*Directions*: Output all records precisely as written.

*Material for this task*:
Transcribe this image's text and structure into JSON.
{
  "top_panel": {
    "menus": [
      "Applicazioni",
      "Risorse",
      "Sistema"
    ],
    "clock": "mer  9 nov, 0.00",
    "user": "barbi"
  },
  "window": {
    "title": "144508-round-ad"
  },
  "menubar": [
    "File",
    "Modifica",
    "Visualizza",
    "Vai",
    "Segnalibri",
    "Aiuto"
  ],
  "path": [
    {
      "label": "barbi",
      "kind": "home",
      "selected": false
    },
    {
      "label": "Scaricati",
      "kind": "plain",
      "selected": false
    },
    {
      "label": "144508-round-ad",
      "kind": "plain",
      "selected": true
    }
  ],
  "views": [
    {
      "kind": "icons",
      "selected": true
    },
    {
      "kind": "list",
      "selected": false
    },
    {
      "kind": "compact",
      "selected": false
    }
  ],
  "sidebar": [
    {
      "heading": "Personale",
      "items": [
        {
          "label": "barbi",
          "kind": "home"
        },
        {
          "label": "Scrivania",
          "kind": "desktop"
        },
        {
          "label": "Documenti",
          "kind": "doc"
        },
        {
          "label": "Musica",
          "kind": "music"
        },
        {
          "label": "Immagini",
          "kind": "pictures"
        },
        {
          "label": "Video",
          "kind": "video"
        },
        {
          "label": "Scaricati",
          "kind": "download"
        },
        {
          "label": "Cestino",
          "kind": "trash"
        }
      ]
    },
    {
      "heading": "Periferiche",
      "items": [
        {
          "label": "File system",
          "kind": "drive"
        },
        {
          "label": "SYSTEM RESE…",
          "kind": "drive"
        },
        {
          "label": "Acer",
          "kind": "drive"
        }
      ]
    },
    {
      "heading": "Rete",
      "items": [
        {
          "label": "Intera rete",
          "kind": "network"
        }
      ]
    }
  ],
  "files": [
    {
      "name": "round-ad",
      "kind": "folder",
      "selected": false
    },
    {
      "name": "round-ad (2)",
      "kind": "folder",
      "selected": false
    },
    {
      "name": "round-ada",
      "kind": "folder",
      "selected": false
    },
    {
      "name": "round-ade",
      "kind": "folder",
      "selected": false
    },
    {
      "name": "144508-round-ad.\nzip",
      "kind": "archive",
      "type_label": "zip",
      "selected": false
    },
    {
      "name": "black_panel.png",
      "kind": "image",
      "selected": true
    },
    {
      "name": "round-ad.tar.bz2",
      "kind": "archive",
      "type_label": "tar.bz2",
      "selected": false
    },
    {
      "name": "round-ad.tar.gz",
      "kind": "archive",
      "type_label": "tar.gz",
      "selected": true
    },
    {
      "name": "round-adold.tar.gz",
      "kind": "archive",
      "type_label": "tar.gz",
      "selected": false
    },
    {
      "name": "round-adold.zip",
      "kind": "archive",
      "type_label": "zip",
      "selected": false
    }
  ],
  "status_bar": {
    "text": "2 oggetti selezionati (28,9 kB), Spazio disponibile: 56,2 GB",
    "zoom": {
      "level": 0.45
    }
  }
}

*Correct result*:
Transcribe this image's text and structure into JSON.
{
  "top_panel": {
    "menus": [
      "Applicazioni",
      "Risorse",
      "Sistema"
    ],
    "clock": "mer  9 nov, 0.00",
    "user": "barbi"
  },
  "window": {
    "title": "144508-round-ad"
  },
  "menubar": [
    "File",
    "Modifica",
    "Visualizza",
    "Vai",
    "Segnalibri",
    "Aiuto"
  ],
  "path": [
    {
      "label": "barbi",
      "kind": "home",
      "selected": false
    },
    {
      "label": "Scaricati",
      "kind": "plain",
      "selected": false
    },
    {
      "label": "144508-round-ad",
      "kind": "plain",
      "selected": true
    }
  ],
  "views": [
    {
      "kind": "icons",
      "selected": true
    },
    {
      "kind": "list",
      "selected": false
    },
    {
      "kind": "compact",
      "selected": false
    }
  ],
  "sidebar": [
    {
      "heading": "Personale",
      "items": [
        {
          "label": "barbi",
          "kind": "home"
        },
        {
          "label": "Scrivania",
          "kind": "desktop"
        },
        {
          "label": "Documenti",
          "kind": "doc"
        },
        {
          "label": "Musica",
          "kind": "music"
        },
        {
          "label": "Immagini",
          "kind": "pictures"
        },
        {
          "label": "Video",
          "kind": "video"
        },
        {
          "label": "Scaricati",
          "kind": "download"
        },
        {
          "label": "Cestino",
          "kind": "trash"
        }
      ]
    },
    {
      "heading": "Periferiche",
      "items": [
        {
          "label": "File system",
          "kind": "drive"
        },
        {
          "label": "SYSTEM RESE…",
          "kind": "drive"
        },
        {
          "label": "Acer",
          "kind": "drive"
        }
      ]
    },
    {
      "heading": "Rete",
      "items": [
        {
          "label": "Intera rete",
          "kind": "network"
        }
      ]
    }
  ],
  "files": [
    {
      "name": "round-ad",
      "kind": "folder",
      "selected": false
    },
    {
      "name": "round-ad (2)",
      "kind": "folder",
      "selected": false
    },
    {
      "name": "round-ada",
      "kind": "folder",
      "selected": false
    },
    {
      "name": "round-ade",
      "kind": "folder",
      "selected": false
    },
    {
      "name": "144508-round-ad.\nzip",
      "kind": "archive",
      "type_label": "zip",
      "selected": false
    },
    {
      "name": "black_panel.png",
      "kind": "image",
      "selected": true
    },
    {
      "name": "round-ad.tar.bz2",
      "kind": "archive",
      "type_label": "tar.bz2",
      "selected": false
    },
    {
      "name": "round-ad.tar.gz",
      "kind": "archive",
      "type_label": "tar.gz",
      "selected": true
    },
    {
      "name": "round-adold.tar.gz",
      "kind": "archive",
      "type_label": "tar.gz",
      "selected": false
    },
    {
      "name": "round-adold.zip",
      "kind": "archive",
      "type_label": "zip",
      "selected": false
    }
  ],
  "status_bar": {
    "text": "2 oggetti selezionati (28,9 kB), Spazio disponibile: 56,2 GB",
    "zoom": {
      "level": 0.45
    }
  }
}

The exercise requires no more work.